▶ _Task brief_
Pick out and copy every line below that has the word "залізних".

++++ Given entries ++++

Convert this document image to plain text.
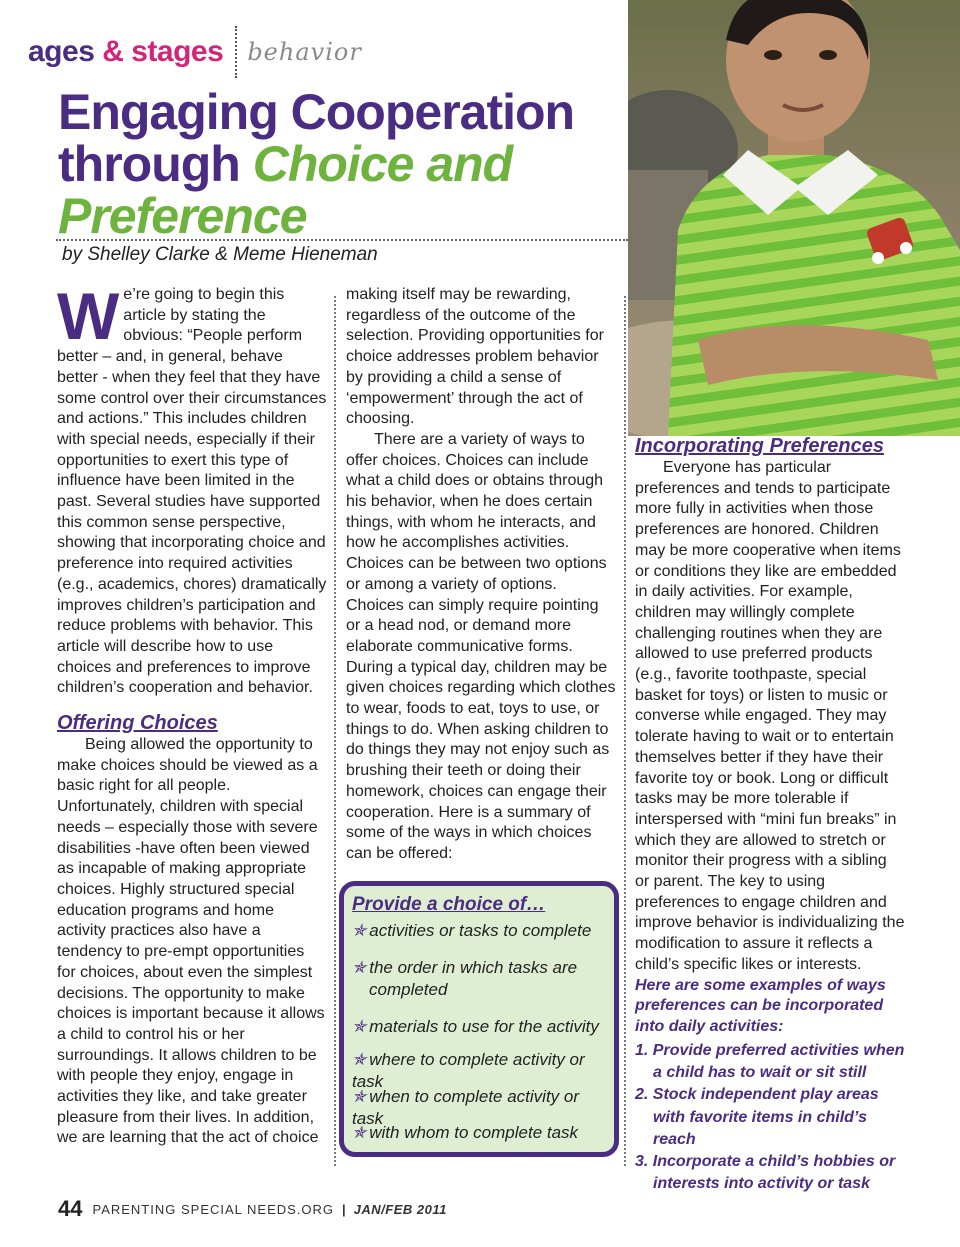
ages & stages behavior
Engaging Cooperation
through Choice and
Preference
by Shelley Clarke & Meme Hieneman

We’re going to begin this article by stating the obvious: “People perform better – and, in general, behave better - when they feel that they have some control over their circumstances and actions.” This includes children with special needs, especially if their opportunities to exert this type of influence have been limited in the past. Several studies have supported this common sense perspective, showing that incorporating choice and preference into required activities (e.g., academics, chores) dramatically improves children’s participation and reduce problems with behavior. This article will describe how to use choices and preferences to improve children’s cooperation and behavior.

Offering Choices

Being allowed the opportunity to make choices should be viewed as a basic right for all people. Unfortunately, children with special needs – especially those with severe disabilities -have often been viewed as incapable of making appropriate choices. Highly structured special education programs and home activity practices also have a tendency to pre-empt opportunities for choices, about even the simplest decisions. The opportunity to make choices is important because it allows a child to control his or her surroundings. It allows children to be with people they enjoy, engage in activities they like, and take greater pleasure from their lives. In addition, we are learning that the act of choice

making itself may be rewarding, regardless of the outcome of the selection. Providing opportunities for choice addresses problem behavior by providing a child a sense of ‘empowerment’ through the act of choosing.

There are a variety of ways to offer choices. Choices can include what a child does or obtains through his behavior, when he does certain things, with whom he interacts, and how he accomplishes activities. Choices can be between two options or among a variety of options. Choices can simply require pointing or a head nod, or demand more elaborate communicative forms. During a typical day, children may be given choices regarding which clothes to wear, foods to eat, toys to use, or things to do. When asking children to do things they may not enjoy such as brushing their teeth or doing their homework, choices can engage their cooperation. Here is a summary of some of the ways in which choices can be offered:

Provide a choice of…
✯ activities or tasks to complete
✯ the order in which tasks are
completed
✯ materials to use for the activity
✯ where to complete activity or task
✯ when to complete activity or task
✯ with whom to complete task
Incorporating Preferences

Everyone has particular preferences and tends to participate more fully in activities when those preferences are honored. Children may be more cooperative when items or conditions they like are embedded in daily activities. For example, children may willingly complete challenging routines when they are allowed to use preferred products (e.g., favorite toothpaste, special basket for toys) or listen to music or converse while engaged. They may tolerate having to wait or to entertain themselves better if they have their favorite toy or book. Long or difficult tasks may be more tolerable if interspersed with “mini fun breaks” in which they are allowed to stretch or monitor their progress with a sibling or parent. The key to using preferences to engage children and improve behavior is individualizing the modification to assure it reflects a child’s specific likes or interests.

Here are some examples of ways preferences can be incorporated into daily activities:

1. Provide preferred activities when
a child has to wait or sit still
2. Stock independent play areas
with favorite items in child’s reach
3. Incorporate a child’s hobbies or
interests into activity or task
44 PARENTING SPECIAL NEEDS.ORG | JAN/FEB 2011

++++
++++ Given entries ++++

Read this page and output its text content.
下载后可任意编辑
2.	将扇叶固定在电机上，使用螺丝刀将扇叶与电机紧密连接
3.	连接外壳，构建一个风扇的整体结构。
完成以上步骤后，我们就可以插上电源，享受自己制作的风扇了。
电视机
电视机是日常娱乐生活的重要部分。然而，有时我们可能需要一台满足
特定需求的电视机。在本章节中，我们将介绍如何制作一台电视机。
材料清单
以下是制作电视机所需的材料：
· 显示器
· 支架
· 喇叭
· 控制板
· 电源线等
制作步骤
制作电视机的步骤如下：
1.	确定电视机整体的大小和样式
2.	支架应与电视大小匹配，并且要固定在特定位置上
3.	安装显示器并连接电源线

++++
++++ Given entries ++++

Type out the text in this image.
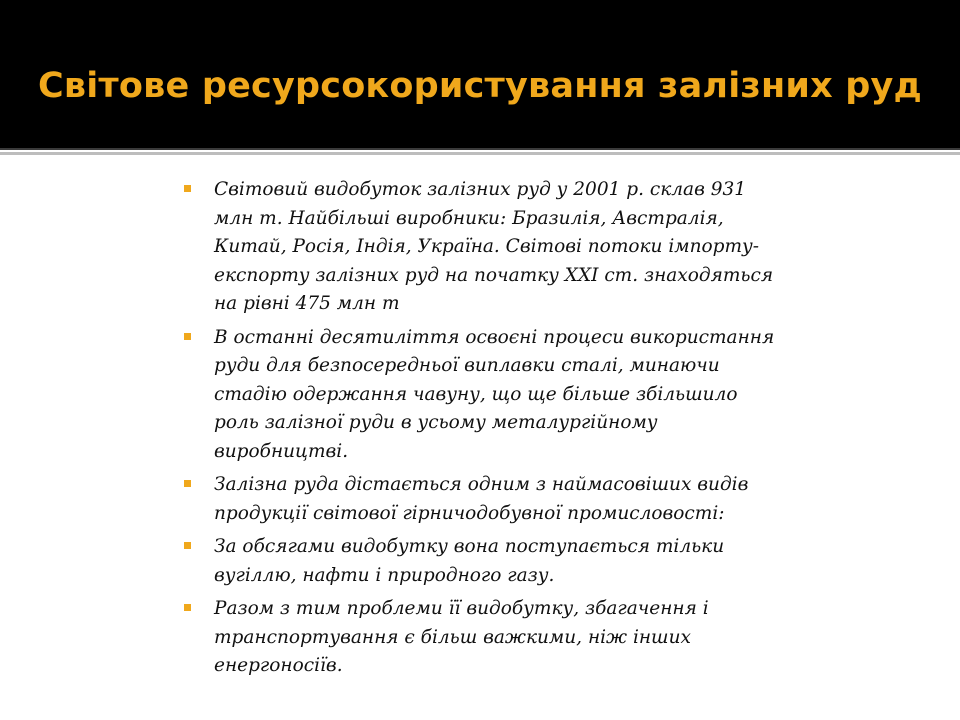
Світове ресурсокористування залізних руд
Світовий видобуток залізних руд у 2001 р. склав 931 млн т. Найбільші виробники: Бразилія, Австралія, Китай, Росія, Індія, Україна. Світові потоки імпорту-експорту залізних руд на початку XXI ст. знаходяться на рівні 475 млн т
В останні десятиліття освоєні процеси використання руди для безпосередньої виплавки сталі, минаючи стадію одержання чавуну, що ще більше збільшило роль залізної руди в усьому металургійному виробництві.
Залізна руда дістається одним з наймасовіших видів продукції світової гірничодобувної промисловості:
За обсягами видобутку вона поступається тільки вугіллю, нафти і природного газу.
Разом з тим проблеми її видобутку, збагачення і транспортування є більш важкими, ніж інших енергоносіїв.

++++

▶ _Answer_
Світове ресурсокористування залізних руд
Світовий видобуток залізних руд у 2001 р. склав 931 млн т. Найбільші виробники: Бразилія, Австралія, Китай, Росія, Індія, Україна. Світові потоки імпорту-експорту залізних руд на початку XXI ст. знаходяться на рівні 475 млн т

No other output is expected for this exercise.